• _Passage to read_

§

Blue Solutions represents Bolloré’s ambitious and long-term bet on the future of electric vehicle (EV) battery technology. The company is a pioneer in solid-state Lithium Metal Polymer (LMP®) batteries, which are fundamentally different from conventional lithium-ion batteries that use a liquid electrolyte.34 The claimed advantages of LMP® technology are significant: enhanced safety due to the elimination of flammable liquid electrolytes, higher energy density (potentially 40% greater than Li-ion), a longer lifecycle (exceeding 3,500 charge/discharge cycles), and a more sustainable composition that is free of cobalt and nickel.34

However, the technology faces a critical challenge: its current generation requires a four-hour charging time, which is viable for commercial vehicles like buses but unacceptable for the passenger car market.37 The company’s roadmap is focused on developing its “GEN4” battery, which aims to reduce this charging time to just 20 minutes.37 The “Industry” segment, which includes Blue Solutions, remains in a heavy investment phase, reporting a negative EBITA of €114 million in 2023 and €179 million in 2024, underscoring the significant cash burn required for its R&D efforts.2

To mitigate the immense capital expenditure required to compete with Asian battery giants like CATL and LG Energy Solution, Blue Solutions has adopted a partnership-led commercialization strategy.38 It already supplies batteries for Daimler’s electric buses and has signed a crucial Joint Development Agreement (JDA) with BMW to adapt its technology for passenger cars.36 Furthermore, the company is reportedly in discussions with Volkswagen for a similar partnership.37

This positions Blue Solutions as a venture-capital-style investment housed within a publicly-traded holding company. Its valuation is based almost entirely on future potential rather than current earnings. This creates a unique structure where investors in Bolloré gain exposure to a high-risk, high-reward venture in a disruptive technology, funded by the stable cash flows and dividends from the group’s mature media and energy assets. The success or failure of Blue Solutions could have a disproportionate impact on Bolloré’s long-term valuation, acting as a high-beta “call option” on the future of solid-state batteries.

§

• _Entries shown_

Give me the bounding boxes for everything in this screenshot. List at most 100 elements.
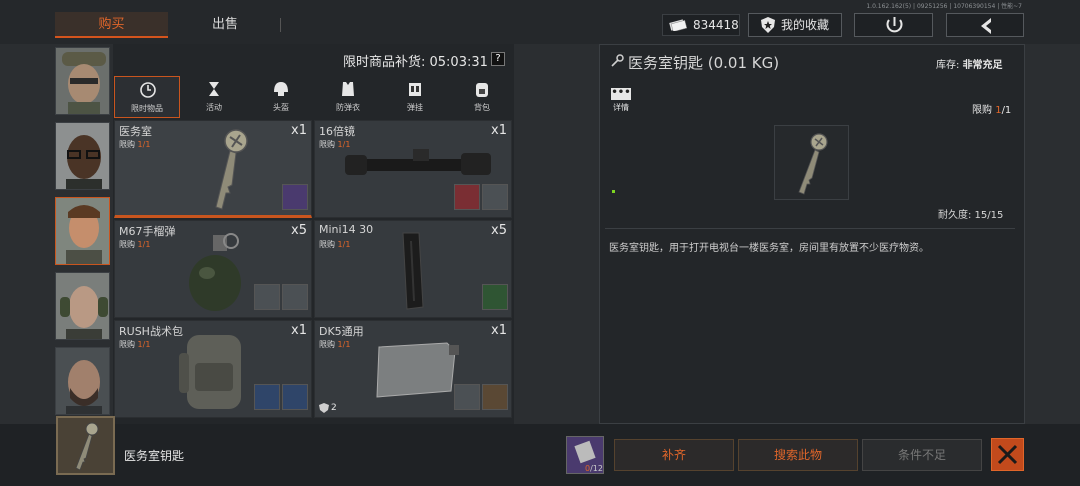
operator-portrait-icon — [56, 273, 109, 339]
category-label: 防弹衣 — [336, 103, 360, 112]
key-icon — [75, 422, 99, 471]
item-limit: 限购 1/1 — [119, 240, 151, 249]
event-icon — [209, 82, 219, 96]
item-name: 医务室 — [119, 125, 152, 138]
operator-portrait-icon — [56, 123, 109, 189]
tube-icon — [454, 384, 480, 410]
restock-timer: 限时商品补货: 05:03:31 — [343, 55, 488, 70]
power-icon — [886, 17, 903, 33]
item-name: RUSH战术包 — [119, 325, 183, 338]
item-preview — [774, 125, 849, 200]
pliers-icon — [482, 384, 508, 410]
divider — [605, 228, 1015, 229]
portrait-selected[interactable] — [55, 197, 110, 265]
item-quantity: x1 — [491, 123, 507, 138]
category-limited[interactable]: 限时物品 — [114, 76, 180, 118]
search-item-button[interactable]: 搜索此物 — [738, 439, 858, 471]
item-quantity: x1 — [491, 323, 507, 338]
status-dot — [612, 190, 615, 193]
rig-icon — [409, 83, 421, 96]
item-limit: 限购 1/1 — [119, 340, 151, 349]
category-vest[interactable]: 防弹衣 — [315, 76, 381, 118]
power-button[interactable] — [854, 13, 933, 37]
notebook-icon — [574, 440, 596, 464]
tab-buy[interactable]: 购买 — [55, 12, 168, 38]
soldier-portrait-icon — [56, 48, 109, 114]
stock-status: 库存: 非常充足 — [936, 60, 1003, 71]
item-name: DK5通用 — [319, 325, 364, 338]
category-label: 背包 — [474, 103, 490, 112]
shop-item-scope[interactable]: 16倍镜 限购 1/1 x1 — [314, 120, 512, 218]
operator-portrait-icon — [56, 198, 109, 264]
tab-divider — [280, 18, 281, 32]
item-quantity: x5 — [491, 223, 507, 238]
scope-icon — [345, 149, 491, 175]
more-icon: ••• — [611, 87, 631, 100]
category-event[interactable]: 活动 — [181, 76, 247, 118]
item-name: 16倍镜 — [319, 125, 355, 138]
mine-icon — [482, 284, 508, 310]
category-backpack[interactable]: 背包 — [449, 76, 515, 118]
cost-count: 0/12 — [585, 464, 603, 473]
item-quantity: x1 — [291, 123, 307, 138]
item-name: Mini14 30 — [319, 223, 374, 236]
detail-tab[interactable]: ••• 详情 — [609, 88, 633, 113]
close-button[interactable] — [991, 438, 1024, 471]
selected-item-thumb — [56, 416, 115, 475]
help-icon[interactable]: ? — [491, 52, 505, 66]
rifle-icon — [254, 384, 280, 410]
item-limit: 限购 1/1 — [319, 340, 351, 349]
buy-disabled-button[interactable]: 条件不足 — [862, 439, 982, 471]
shop-item-medkey[interactable]: 医务室 限购 1/1 x1 — [114, 120, 312, 218]
key-icon — [798, 133, 828, 195]
armor-icon — [319, 403, 329, 413]
back-button[interactable] — [946, 13, 1024, 37]
category-rig[interactable]: 弹挂 — [382, 76, 448, 118]
shop-item-grenade[interactable]: M67手榴弹 限购 1/1 x5 — [114, 220, 312, 318]
durability: 耐久度: 15/15 — [938, 210, 1004, 221]
category-label: 活动 — [206, 103, 222, 112]
tube-icon — [282, 284, 308, 310]
item-description: 医务室钥匙，用于打开电视台一楼医务室，房间里有放置不少医疗物资。 — [609, 243, 929, 254]
shop-item-shield[interactable]: DK5通用 限购 1/1 x1 2 — [314, 320, 512, 418]
category-label: 弹挂 — [407, 103, 423, 112]
item-limit: 限购 1/1 — [119, 140, 151, 149]
shield-item-icon — [376, 342, 459, 398]
version-text: 1.0.162.162(5) | 09251256 | 10706390154 … — [866, 3, 1022, 10]
tab-sell[interactable]: 出售 — [170, 12, 280, 38]
category-label: 限时物品 — [131, 104, 163, 113]
key-icon — [215, 129, 248, 210]
favorites-button[interactable]: 我的收藏 — [748, 13, 842, 37]
item-quantity: x1 — [291, 323, 307, 338]
item-name: M67手榴弹 — [119, 225, 176, 238]
shop-item-backpack[interactable]: RUSH战术包 限购 1/1 x1 — [114, 320, 312, 418]
category-label: 头盔 — [273, 103, 289, 112]
portrait-beard[interactable] — [55, 347, 110, 415]
helmet-icon — [274, 82, 288, 96]
cost-item: 0/12 — [566, 436, 604, 474]
notebook-icon — [282, 184, 308, 210]
purchase-limit: 限购 1/1 — [972, 105, 1012, 116]
shop-item-magazine[interactable]: Mini14 30 限购 1/1 x5 — [314, 220, 512, 318]
portrait-soldier-cap[interactable] — [55, 47, 110, 115]
detail-title: 医务室钥匙 (0.01 KG) — [628, 54, 780, 72]
portrait-glasses[interactable] — [55, 122, 110, 190]
detail-panel — [599, 44, 1025, 424]
backpack-icon — [476, 83, 488, 97]
currency-display: 834418 — [662, 14, 740, 36]
rifle-icon — [282, 384, 308, 410]
category-helmet[interactable]: 头盔 — [248, 76, 314, 118]
key-small-icon — [611, 54, 624, 67]
clock-icon — [140, 82, 156, 98]
close-icon — [997, 444, 1018, 465]
fill-button[interactable]: 补齐 — [614, 439, 734, 471]
magazine-icon — [402, 232, 424, 310]
selected-item-name: 医务室钥匙 — [124, 449, 185, 463]
chevron-left-icon — [981, 18, 991, 34]
operator-portrait-icon — [56, 348, 109, 414]
cylinder-icon — [482, 184, 508, 210]
portrait-earmuffs[interactable] — [55, 272, 110, 340]
armor-level: 2 — [331, 403, 337, 413]
shield-star-icon — [761, 17, 775, 33]
backpack-item-icon — [179, 335, 241, 409]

§

• _Requirements_
A. Answer these questions from the Blue Solutions passage, one per line:
(i) How many charge/discharge cycles is the lifecycle of LMP® batteries said to exceed?
(ii) What charging time does the "GEN4" battery aim for?
(iii) With which carmaker has Blue Solutions signed a Joint Development Agreement?
B. Resume the Blue Solutions passage, starting right after its last sentence.

• _Results_
A.
(i) 3,500
(ii) 20 minutes
(iii) BMW

B.
3.3 Financial Investments

Post-transformation, Bolloré has begun to selectively deploy its capital into new financial investments. The most notable move was the acquisition of a stake in Rubis, a French company specializing in the storage and distribution of petroleum and chemical products, in March 2024. As of early 2025, this holding stood at nearly 6% with a market value of €163 million.2 This investment signals a willingness to take strategic minority positions in adjacent industries where management may perceive value.

IV. Financial Performance and A Fortress Balance Sheet

The strategic overhaul has rendered a direct comparison of Bolloré’s historical and current consolidated financial statements challenging, yet the underlying transformation of its financial profile is stark and overwhelmingly positive.

Pro-Forma Financial Profile (Post-Transformation)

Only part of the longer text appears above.